Work required
Could you copy every record below exactly as it stands?

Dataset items
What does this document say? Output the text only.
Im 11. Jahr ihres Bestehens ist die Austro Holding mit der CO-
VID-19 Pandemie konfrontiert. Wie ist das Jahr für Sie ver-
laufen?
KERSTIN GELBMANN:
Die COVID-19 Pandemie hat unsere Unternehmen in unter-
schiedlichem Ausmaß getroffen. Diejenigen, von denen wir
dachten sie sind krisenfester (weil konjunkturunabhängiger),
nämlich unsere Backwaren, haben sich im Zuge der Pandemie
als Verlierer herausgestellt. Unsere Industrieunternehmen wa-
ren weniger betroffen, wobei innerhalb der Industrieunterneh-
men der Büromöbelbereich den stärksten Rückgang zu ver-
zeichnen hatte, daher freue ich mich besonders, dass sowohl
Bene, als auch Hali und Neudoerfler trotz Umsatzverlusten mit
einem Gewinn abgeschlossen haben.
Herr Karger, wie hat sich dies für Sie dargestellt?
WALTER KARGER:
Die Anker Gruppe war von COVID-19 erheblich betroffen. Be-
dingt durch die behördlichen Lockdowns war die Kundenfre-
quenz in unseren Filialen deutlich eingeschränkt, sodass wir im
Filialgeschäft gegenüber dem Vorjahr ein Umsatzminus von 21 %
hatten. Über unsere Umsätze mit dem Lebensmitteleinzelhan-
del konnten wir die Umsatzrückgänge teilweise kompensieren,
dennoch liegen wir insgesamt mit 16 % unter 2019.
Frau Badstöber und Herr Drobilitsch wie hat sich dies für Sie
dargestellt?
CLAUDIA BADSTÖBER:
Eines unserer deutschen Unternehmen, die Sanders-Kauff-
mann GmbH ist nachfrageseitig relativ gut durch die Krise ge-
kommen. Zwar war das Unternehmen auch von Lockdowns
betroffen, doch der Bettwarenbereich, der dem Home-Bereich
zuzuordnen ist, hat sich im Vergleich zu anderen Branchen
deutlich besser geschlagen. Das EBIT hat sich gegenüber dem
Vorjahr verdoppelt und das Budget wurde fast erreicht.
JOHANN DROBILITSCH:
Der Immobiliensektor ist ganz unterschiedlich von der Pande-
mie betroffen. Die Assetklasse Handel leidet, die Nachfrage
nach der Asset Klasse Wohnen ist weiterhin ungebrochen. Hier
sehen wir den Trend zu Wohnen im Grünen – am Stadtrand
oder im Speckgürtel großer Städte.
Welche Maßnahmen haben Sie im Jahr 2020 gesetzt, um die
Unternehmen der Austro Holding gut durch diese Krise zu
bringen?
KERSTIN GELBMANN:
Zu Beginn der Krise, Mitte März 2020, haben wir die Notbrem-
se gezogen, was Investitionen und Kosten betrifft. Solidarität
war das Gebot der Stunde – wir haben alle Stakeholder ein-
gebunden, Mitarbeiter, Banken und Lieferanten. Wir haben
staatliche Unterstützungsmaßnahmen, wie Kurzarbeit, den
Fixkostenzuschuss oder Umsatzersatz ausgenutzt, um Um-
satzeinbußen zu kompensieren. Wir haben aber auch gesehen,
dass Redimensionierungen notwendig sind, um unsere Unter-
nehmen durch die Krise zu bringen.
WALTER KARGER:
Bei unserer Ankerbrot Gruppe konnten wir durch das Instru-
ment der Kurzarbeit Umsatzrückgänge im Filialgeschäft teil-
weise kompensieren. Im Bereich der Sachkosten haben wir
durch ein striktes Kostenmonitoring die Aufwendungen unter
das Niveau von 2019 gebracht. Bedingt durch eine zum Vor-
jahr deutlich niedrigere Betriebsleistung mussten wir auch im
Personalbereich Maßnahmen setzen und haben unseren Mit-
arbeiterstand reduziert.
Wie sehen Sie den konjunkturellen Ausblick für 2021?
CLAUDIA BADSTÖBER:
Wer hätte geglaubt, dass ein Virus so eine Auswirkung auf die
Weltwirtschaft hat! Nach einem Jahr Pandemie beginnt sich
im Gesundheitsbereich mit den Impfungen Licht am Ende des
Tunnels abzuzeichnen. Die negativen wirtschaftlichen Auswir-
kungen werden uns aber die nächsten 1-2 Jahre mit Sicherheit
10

Solved exercise
What does this document say? Output the text only.
Im 11. Jahr ihres Bestehens ist die Austro Holding mit der CO-
VID-19 Pandemie konfrontiert. Wie ist das Jahr für Sie ver-
laufen?
KERSTIN GELBMANN:
Die COVID-19 Pandemie hat unsere Unternehmen in unter-
schiedlichem Ausmaß getroffen. Diejenigen, von denen wir
dachten sie sind krisenfester (weil konjunkturunabhängiger),
nämlich unsere Backwaren, haben sich im Zuge der Pandemie
als Verlierer herausgestellt. Unsere Industrieunternehmen wa-
ren weniger betroffen, wobei innerhalb der Industrieunterneh-
men der Büromöbelbereich den stärksten Rückgang zu ver-
zeichnen hatte, daher freue ich mich besonders, dass sowohl
Bene, als auch Hali und Neudoerfler trotz Umsatzverlusten mit
einem Gewinn abgeschlossen haben.
Herr Karger, wie hat sich dies für Sie dargestellt?
WALTER KARGER:
Die Anker Gruppe war von COVID-19 erheblich betroffen. Be-
dingt durch die behördlichen Lockdowns war die Kundenfre-
quenz in unseren Filialen deutlich eingeschränkt, sodass wir im
Filialgeschäft gegenüber dem Vorjahr ein Umsatzminus von 21 %
hatten. Über unsere Umsätze mit dem Lebensmitteleinzelhan-
del konnten wir die Umsatzrückgänge teilweise kompensieren,
dennoch liegen wir insgesamt mit 16 % unter 2019.
Frau Badstöber und Herr Drobilitsch wie hat sich dies für Sie
dargestellt?
CLAUDIA BADSTÖBER:
Eines unserer deutschen Unternehmen, die Sanders-Kauff-
mann GmbH ist nachfrageseitig relativ gut durch die Krise ge-
kommen. Zwar war das Unternehmen auch von Lockdowns
betroffen, doch der Bettwarenbereich, der dem Home-Bereich
zuzuordnen ist, hat sich im Vergleich zu anderen Branchen
deutlich besser geschlagen. Das EBIT hat sich gegenüber dem
Vorjahr verdoppelt und das Budget wurde fast erreicht.
JOHANN DROBILITSCH:
Der Immobiliensektor ist ganz unterschiedlich von der Pande-
mie betroffen. Die Assetklasse Handel leidet, die Nachfrage
nach der Asset Klasse Wohnen ist weiterhin ungebrochen. Hier
sehen wir den Trend zu Wohnen im Grünen – am Stadtrand
oder im Speckgürtel großer Städte.
Welche Maßnahmen haben Sie im Jahr 2020 gesetzt, um die
Unternehmen der Austro Holding gut durch diese Krise zu
bringen?
KERSTIN GELBMANN:
Zu Beginn der Krise, Mitte März 2020, haben wir die Notbrem-
se gezogen, was Investitionen und Kosten betrifft. Solidarität
war das Gebot der Stunde – wir haben alle Stakeholder ein-
gebunden, Mitarbeiter, Banken und Lieferanten. Wir haben
staatliche Unterstützungsmaßnahmen, wie Kurzarbeit, den
Fixkostenzuschuss oder Umsatzersatz ausgenutzt, um Um-
satzeinbußen zu kompensieren. Wir haben aber auch gesehen,
dass Redimensionierungen notwendig sind, um unsere Unter-
nehmen durch die Krise zu bringen.
WALTER KARGER:
Bei unserer Ankerbrot Gruppe konnten wir durch das Instru-
ment der Kurzarbeit Umsatzrückgänge im Filialgeschäft teil-
weise kompensieren. Im Bereich der Sachkosten haben wir
durch ein striktes Kostenmonitoring die Aufwendungen unter
das Niveau von 2019 gebracht. Bedingt durch eine zum Vor-
jahr deutlich niedrigere Betriebsleistung mussten wir auch im
Personalbereich Maßnahmen setzen und haben unseren Mit-
arbeiterstand reduziert.
Wie sehen Sie den konjunkturellen Ausblick für 2021?
CLAUDIA BADSTÖBER:
Wer hätte geglaubt, dass ein Virus so eine Auswirkung auf die
Weltwirtschaft hat! Nach einem Jahr Pandemie beginnt sich
im Gesundheitsbereich mit den Impfungen Licht am Ende des
Tunnels abzuzeichnen. Die negativen wirtschaftlichen Auswir-
kungen werden uns aber die nächsten 1-2 Jahre mit Sicherheit
10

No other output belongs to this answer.